- **Records for processing**
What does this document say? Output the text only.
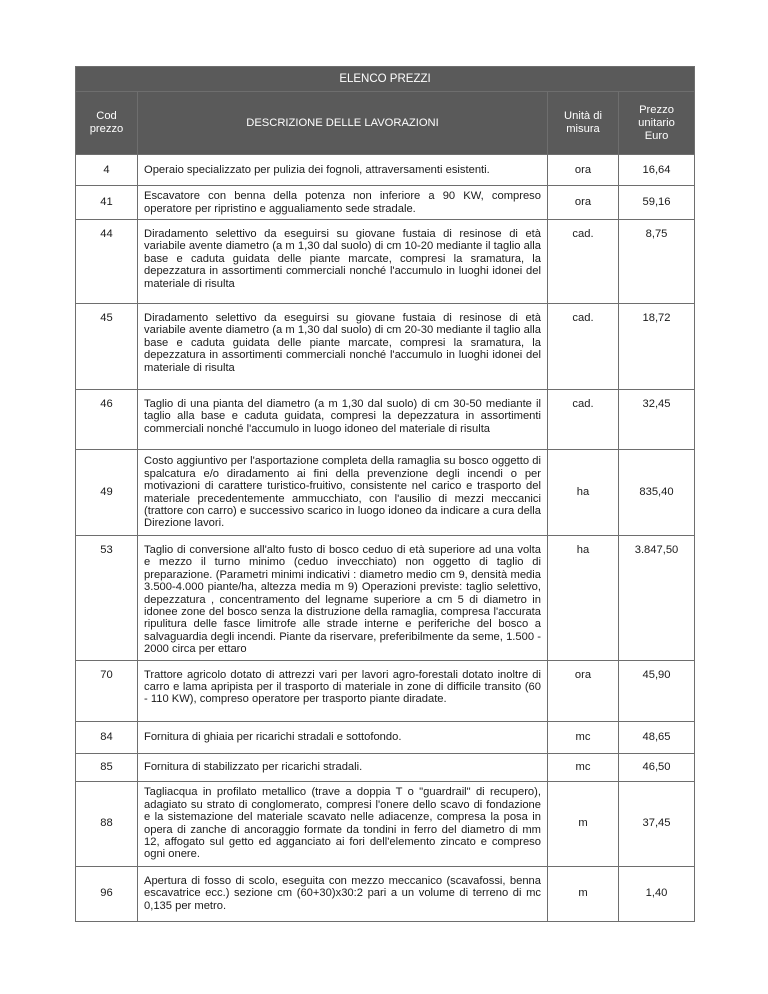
ELENCO PREZZI			
Cod prezzo	DESCRIZIONE DELLE LAVORAZIONI	Unità di misura	Prezzo unitario Euro
4	Operaio specializzato per pulizia dei fognoli, attraversamenti esistenti.	ora	16,64
41	Escavatore con benna della potenza non inferiore a 90 KW, compreso operatore per ripristino e aggualiamento sede stradale.	ora	59,16
44	Diradamento selettivo da eseguirsi su giovane fustaia di resinose di età variabile avente diametro (a m 1,30 dal suolo) di cm 10-20 mediante il taglio alla base e caduta guidata delle piante marcate, compresi la sramatura, la depezzatura in assortimenti commerciali nonché l'accumulo in luoghi idonei del materiale di risulta	cad.	8,75
45	Diradamento selettivo da eseguirsi su giovane fustaia di resinose di età variabile avente diametro (a m 1,30 dal suolo) di cm 20-30 mediante il taglio alla base e caduta guidata delle piante marcate, compresi la sramatura, la depezzatura in assortimenti commerciali nonché l'accumulo in luoghi idonei del materiale di risulta	cad.	18,72
46	Taglio di una pianta del diametro (a m 1,30 dal suolo) di cm 30-50 mediante il taglio alla base e caduta guidata, compresi la depezzatura in assortimenti commerciali nonché l'accumulo in luogo idoneo del materiale di risulta	cad.	32,45
49	Costo aggiuntivo per l'asportazione completa della ramaglia su bosco oggetto di spalcatura e/o diradamento ai fini della prevenzione degli incendi o per motivazioni di carattere turistico-fruitivo, consistente nel carico e trasporto del materiale precedentemente ammucchiato, con l'ausilio di mezzi meccanici (trattore con carro) e successivo scarico in luogo idoneo da indicare a cura della Direzione lavori.	ha	835,40
53	Taglio di conversione all'alto fusto di bosco ceduo di età superiore ad una volta e mezzo il turno minimo (ceduo invecchiato) non oggetto di taglio di preparazione. (Parametri minimi indicativi : diametro medio cm 9, densità media 3.500-4.000 piante/ha, altezza media m 9) Operazioni previste: taglio selettivo, depezzatura , concentramento del legname superiore a cm 5 di diametro in idonee zone del bosco senza la distruzione della ramaglia, compresa l'accurata ripulitura delle fasce limitrofe alle strade interne e periferiche del bosco a salvaguardia degli incendi. Piante da riservare, preferibilmente da seme, 1.500 - 2000 circa per ettaro	ha	3.847,50
70	Trattore agricolo dotato di attrezzi vari per lavori agro-forestali dotato inoltre di carro e lama apripista per il trasporto di materiale in zone di difficile transito (60 - 110 KW), compreso operatore per trasporto piante diradate.	ora	45,90
84	Fornitura di ghiaia per ricarichi stradali e sottofondo.	mc	48,65
85	Fornitura di stabilizzato per ricarichi stradali.	mc	46,50
88	Tagliacqua in profilato metallico (trave a doppia T o "guardrail" di recupero), adagiato su strato di conglomerato, compresi l'onere dello scavo di fondazione e la sistemazione del materiale scavato nelle adiacenze, compresa la posa in opera di zanche di ancoraggio formate da tondini in ferro del diametro di mm 12, affogato sul getto ed agganciato ai fori dell'elemento zincato e compreso ogni onere.	m	37,45
96	Apertura di fosso di scolo, eseguita con mezzo meccanico (scavafossi, benna escavatrice ecc.) sezione cm (60+30)x30:2 pari a un volume di terreno di mc 0,135 per metro.	m	1,40
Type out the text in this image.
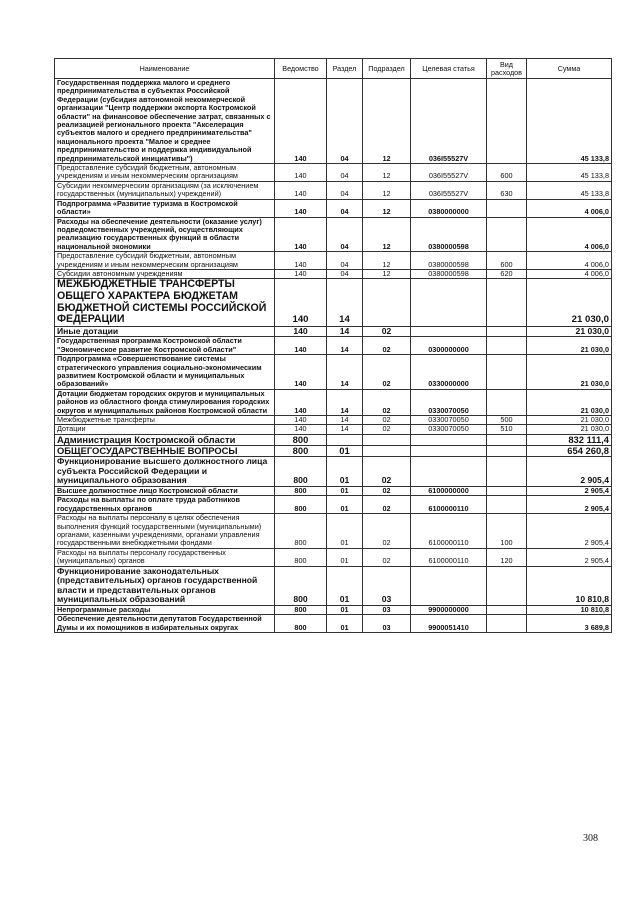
Наименование	Ведомство	Раздел	Подраздел	Целевая статья	Вид расходов	Сумма
Государственная поддержка малого и среднего предпринимательства в субъектах Российской Федерации (субсидия автономной некоммерческой организации "Центр поддержки экспорта Костромской области" на финансовое обеспечение затрат, связанных с реализацией регионального проекта "Акселерация субъектов малого и среднего предпринимательства" национального проекта "Малое и среднее предпринимательство и поддержка индивидуальной предпринимательской инициативы")	140	04	12	036I55527V		45 133,8
Предоставление субсидий бюджетным, автономным учреждениям и иным некоммерческим организациям	140	04	12	036I55527V	600	45 133,8
Субсидии некоммерческим организациям (за исключением государственных (муниципальных) учреждений)	140	04	12	036I55527V	630	45 133,8
Подпрограмма «Развитие туризма в Костромской области»	140	04	12	0380000000		4 006,0
Расходы на обеспечение деятельности (оказание услуг) подведомственных учреждений, осуществляющих реализацию государственных функций в области национальной экономики	140	04	12	0380000598		4 006,0
Предоставление субсидий бюджетным, автономным учреждениям и иным некоммерческим организациям	140	04	12	0380000598	600	4 006,0
Субсидии автономным учреждениям	140	04	12	0380000598	620	4 006,0
МЕЖБЮДЖЕТНЫЕ ТРАНСФЕРТЫ ОБЩЕГО ХАРАКТЕРА БЮДЖЕТАМ БЮДЖЕТНОЙ СИСТЕМЫ РОССИЙСКОЙ ФЕДЕРАЦИИ	140	14				21 030,0
Иные дотации	140	14	02			21 030,0
Государственная программа Костромской области "Экономическое развитие Костромской области"	140	14	02	0300000000		21 030,0
Подпрограмма «Совершенствование системы стратегического управления социально-экономическим развитием Костромской области и муниципальных образований»	140	14	02	0330000000		21 030,0
Дотации бюджетам городских округов и муниципальных районов из областного фонда стимулирования городских округов и муниципальных районов Костромской области	140	14	02	0330070050		21 030,0
Межбюджетные трансферты	140	14	02	0330070050	500	21 030,0
Дотации	140	14	02	0330070050	510	21 030,0
Администрация Костромской области	800					832 111,4
ОБЩЕГОСУДАРСТВЕННЫЕ ВОПРОСЫ	800	01				654 260,8
Функционирование высшего должностного лица субъекта Российской Федерации и муниципального образования	800	01	02			2 905,4
Высшее должностное лицо Костромской области	800	01	02	6100000000		2 905,4
Расходы на выплаты по оплате труда работников государственных органов	800	01	02	6100000110		2 905,4
Расходы на выплаты персоналу в целях обеспечения выполнения функций государственными (муниципальными) органами, казенными учреждениями, органами управления государственными внебюджетными фондами	800	01	02	6100000110	100	2 905,4
Расходы на выплаты персоналу государственных (муниципальных) органов	800	01	02	6100000110	120	2 905,4
Функционирование законодательных (представительных) органов государственной власти и представительных органов муниципальных образований	800	01	03			10 810,8
Непрограммные расходы	800	01	03	9900000000		10 810,8
Обеспечение деятельности депутатов Государственной Думы и их помощников в избирательных округах	800	01	03	9900051410		3 689,8
308
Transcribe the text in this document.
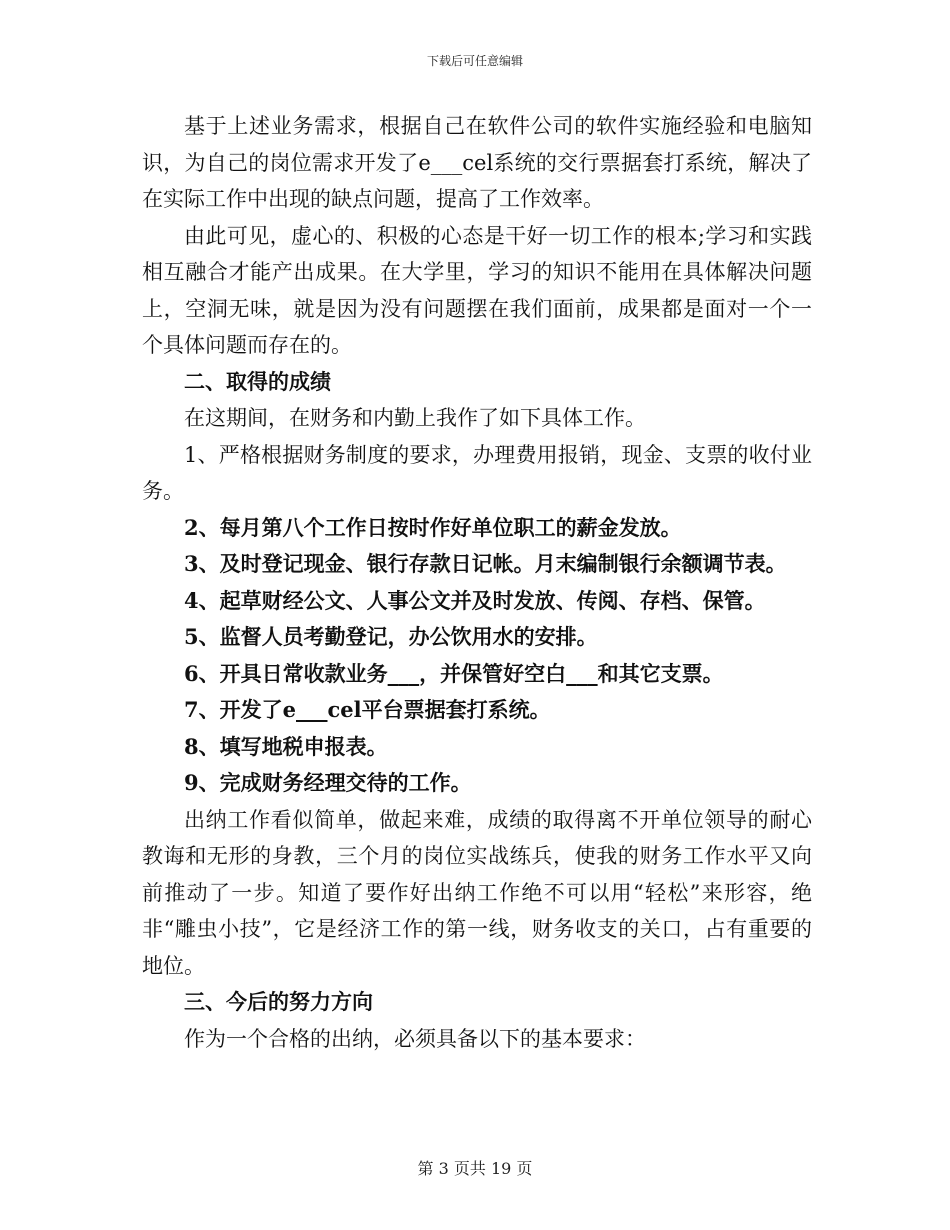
下载后可任意编辑

基于上述业务需求，根据自己在软件公司的软件实施经验和电脑知识，为自己的岗位需求开发了e___cel系统的交行票据套打系统，解决了在实际工作中出现的缺点问题，提高了工作效率。

由此可见，虚心的、积极的心态是干好一切工作的根本;学习和实践相互融合才能产出成果。在大学里，学习的知识不能用在具体解决问题上，空洞无味，就是因为没有问题摆在我们面前，成果都是面对一个一个具体问题而存在的。

二、取得的成绩

在这期间，在财务和内勤上我作了如下具体工作。

1、严格根据财务制度的要求，办理费用报销，现金、支票的收付业务。

2、每月第八个工作日按时作好单位职工的薪金发放。

3、及时登记现金、银行存款日记帐。月末编制银行余额调节表。

4、起草财经公文、人事公文并及时发放、传阅、存档、保管。

5、监督人员考勤登记，办公饮用水的安排。

6、开具日常收款业务___，并保管好空白___和其它支票。

7、开发了e___cel平台票据套打系统。

8、填写地税申报表。

9、完成财务经理交待的工作。

出纳工作看似简单，做起来难，成绩的取得离不开单位领导的耐心教诲和无形的身教，三个月的岗位实战练兵，使我的财务工作水平又向前推动了一步。知道了要作好出纳工作绝不可以用“轻松”来形容，绝非“雕虫小技”，它是经济工作的第一线，财务收支的关口，占有重要的地位。

三、今后的努力方向

作为一个合格的出纳，必须具备以下的基本要求：

第 3 页共 19 页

- **Given problem**
Set down the lines of the records above exactly, apart from the pictures.

- **Result of the task**
What does this document say? Output the text only.
ELENCO PREZZI			
Cod prezzo	DESCRIZIONE DELLE LAVORAZIONI	Unità di misura	Prezzo unitario Euro
4	Operaio specializzato per pulizia dei fognoli, attraversamenti esistenti.	ora	16,64
41	Escavatore con benna della potenza non inferiore a 90 KW, compreso operatore per ripristino e aggualiamento sede stradale.	ora	59,16
44	Diradamento selettivo da eseguirsi su giovane fustaia di resinose di età variabile avente diametro (a m 1,30 dal suolo) di cm 10-20 mediante il taglio alla base e caduta guidata delle piante marcate, compresi la sramatura, la depezzatura in assortimenti commerciali nonché l'accumulo in luoghi idonei del materiale di risulta	cad.	8,75
45	Diradamento selettivo da eseguirsi su giovane fustaia di resinose di età variabile avente diametro (a m 1,30 dal suolo) di cm 20-30 mediante il taglio alla base e caduta guidata delle piante marcate, compresi la sramatura, la depezzatura in assortimenti commerciali nonché l'accumulo in luoghi idonei del materiale di risulta	cad.	18,72
46	Taglio di una pianta del diametro (a m 1,30 dal suolo) di cm 30-50 mediante il taglio alla base e caduta guidata, compresi la depezzatura in assortimenti commerciali nonché l'accumulo in luogo idoneo del materiale di risulta	cad.	32,45
49	Costo aggiuntivo per l'asportazione completa della ramaglia su bosco oggetto di spalcatura e/o diradamento ai fini della prevenzione degli incendi o per motivazioni di carattere turistico-fruitivo, consistente nel carico e trasporto del materiale precedentemente ammucchiato, con l'ausilio di mezzi meccanici (trattore con carro) e successivo scarico in luogo idoneo da indicare a cura della Direzione lavori.	ha	835,40
53	Taglio di conversione all'alto fusto di bosco ceduo di età superiore ad una volta e mezzo il turno minimo (ceduo invecchiato) non oggetto di taglio di preparazione. (Parametri minimi indicativi : diametro medio cm 9, densità media 3.500-4.000 piante/ha, altezza media m 9) Operazioni previste: taglio selettivo, depezzatura , concentramento del legname superiore a cm 5 di diametro in idonee zone del bosco senza la distruzione della ramaglia, compresa l'accurata ripulitura delle fasce limitrofe alle strade interne e periferiche del bosco a salvaguardia degli incendi. Piante da riservare, preferibilmente da seme, 1.500 - 2000 circa per ettaro	ha	3.847,50
70	Trattore agricolo dotato di attrezzi vari per lavori agro-forestali dotato inoltre di carro e lama apripista per il trasporto di materiale in zone di difficile transito (60 - 110 KW), compreso operatore per trasporto piante diradate.	ora	45,90
84	Fornitura di ghiaia per ricarichi stradali e sottofondo.	mc	48,65
85	Fornitura di stabilizzato per ricarichi stradali.	mc	46,50
88	Tagliacqua in profilato metallico (trave a doppia T o "guardrail" di recupero), adagiato su strato di conglomerato, compresi l'onere dello scavo di fondazione e la sistemazione del materiale scavato nelle adiacenze, compresa la posa in opera di zanche di ancoraggio formate da tondini in ferro del diametro di mm 12, affogato sul getto ed agganciato ai fori dell'elemento zincato e compreso ogni onere.	m	37,45
96	Apertura di fosso di scolo, eseguita con mezzo meccanico (scavafossi, benna escavatrice ecc.) sezione cm (60+30)x30:2 pari a un volume di terreno di mc 0,135 per metro.	m	1,40
Type out the text in this image.
Наименование	Ведомство	Раздел	Подраздел	Целевая статья	Вид расходов	Сумма
Государственная поддержка малого и среднего предпринимательства в субъектах Российской Федерации (субсидия автономной некоммерческой организации "Центр поддержки экспорта Костромской области" на финансовое обеспечение затрат, связанных с реализацией регионального проекта "Акселерация субъектов малого и среднего предпринимательства" национального проекта "Малое и среднее предпринимательство и поддержка индивидуальной предпринимательской инициативы")	140	04	12	036I55527V		45 133,8
Предоставление субсидий бюджетным, автономным учреждениям и иным некоммерческим организациям	140	04	12	036I55527V	600	45 133,8
Субсидии некоммерческим организациям (за исключением государственных (муниципальных) учреждений)	140	04	12	036I55527V	630	45 133,8
Подпрограмма «Развитие туризма в Костромской области»	140	04	12	0380000000		4 006,0
Расходы на обеспечение деятельности (оказание услуг) подведомственных учреждений, осуществляющих реализацию государственных функций в области национальной экономики	140	04	12	0380000598		4 006,0
Предоставление субсидий бюджетным, автономным учреждениям и иным некоммерческим организациям	140	04	12	0380000598	600	4 006,0
Субсидии автономным учреждениям	140	04	12	0380000598	620	4 006,0
МЕЖБЮДЖЕТНЫЕ ТРАНСФЕРТЫ ОБЩЕГО ХАРАКТЕРА БЮДЖЕТАМ БЮДЖЕТНОЙ СИСТЕМЫ РОССИЙСКОЙ ФЕДЕРАЦИИ	140	14				21 030,0
Иные дотации	140	14	02			21 030,0
Государственная программа Костромской области "Экономическое развитие Костромской области"	140	14	02	0300000000		21 030,0
Подпрограмма «Совершенствование системы стратегического управления социально-экономическим развитием Костромской области и муниципальных образований»	140	14	02	0330000000		21 030,0
Дотации бюджетам городских округов и муниципальных районов из областного фонда стимулирования городских округов и муниципальных районов Костромской области	140	14	02	0330070050		21 030,0
Межбюджетные трансферты	140	14	02	0330070050	500	21 030,0
Дотации	140	14	02	0330070050	510	21 030,0
Администрация Костромской области	800					832 111,4
ОБЩЕГОСУДАРСТВЕННЫЕ ВОПРОСЫ	800	01				654 260,8
Функционирование высшего должностного лица субъекта Российской Федерации и муниципального образования	800	01	02			2 905,4
Высшее должностное лицо Костромской области	800	01	02	6100000000		2 905,4
Расходы на выплаты по оплате труда работников государственных органов	800	01	02	6100000110		2 905,4
Расходы на выплаты персоналу в целях обеспечения выполнения функций государственными (муниципальными) органами, казенными учреждениями, органами управления государственными внебюджетными фондами	800	01	02	6100000110	100	2 905,4
Расходы на выплаты персоналу государственных (муниципальных) органов	800	01	02	6100000110	120	2 905,4
Функционирование законодательных (представительных) органов государственной власти и представительных органов муниципальных образований	800	01	03			10 810,8
Непрограммные расходы	800	01	03	9900000000		10 810,8
Обеспечение деятельности депутатов Государственной Думы и их помощников в избирательных округах	800	01	03	9900051410		3 689,8
308
Transcribe the text in this document.
下载后可任意编辑

基于上述业务需求，根据自己在软件公司的软件实施经验和电脑知识，为自己的岗位需求开发了e___cel系统的交行票据套打系统，解决了在实际工作中出现的缺点问题，提高了工作效率。

由此可见，虚心的、积极的心态是干好一切工作的根本;学习和实践相互融合才能产出成果。在大学里，学习的知识不能用在具体解决问题上，空洞无味，就是因为没有问题摆在我们面前，成果都是面对一个一个具体问题而存在的。

二、取得的成绩

在这期间，在财务和内勤上我作了如下具体工作。

1、严格根据财务制度的要求，办理费用报销，现金、支票的收付业务。

2、每月第八个工作日按时作好单位职工的薪金发放。

3、及时登记现金、银行存款日记帐。月末编制银行余额调节表。

4、起草财经公文、人事公文并及时发放、传阅、存档、保管。

5、监督人员考勤登记，办公饮用水的安排。

6、开具日常收款业务___，并保管好空白___和其它支票。

7、开发了e___cel平台票据套打系统。

8、填写地税申报表。

9、完成财务经理交待的工作。

出纳工作看似简单，做起来难，成绩的取得离不开单位领导的耐心教诲和无形的身教，三个月的岗位实战练兵，使我的财务工作水平又向前推动了一步。知道了要作好出纳工作绝不可以用“轻松”来形容，绝非“雕虫小技”，它是经济工作的第一线，财务收支的关口，占有重要的地位。

三、今后的努力方向

作为一个合格的出纳，必须具备以下的基本要求：

第 3 页共 19 页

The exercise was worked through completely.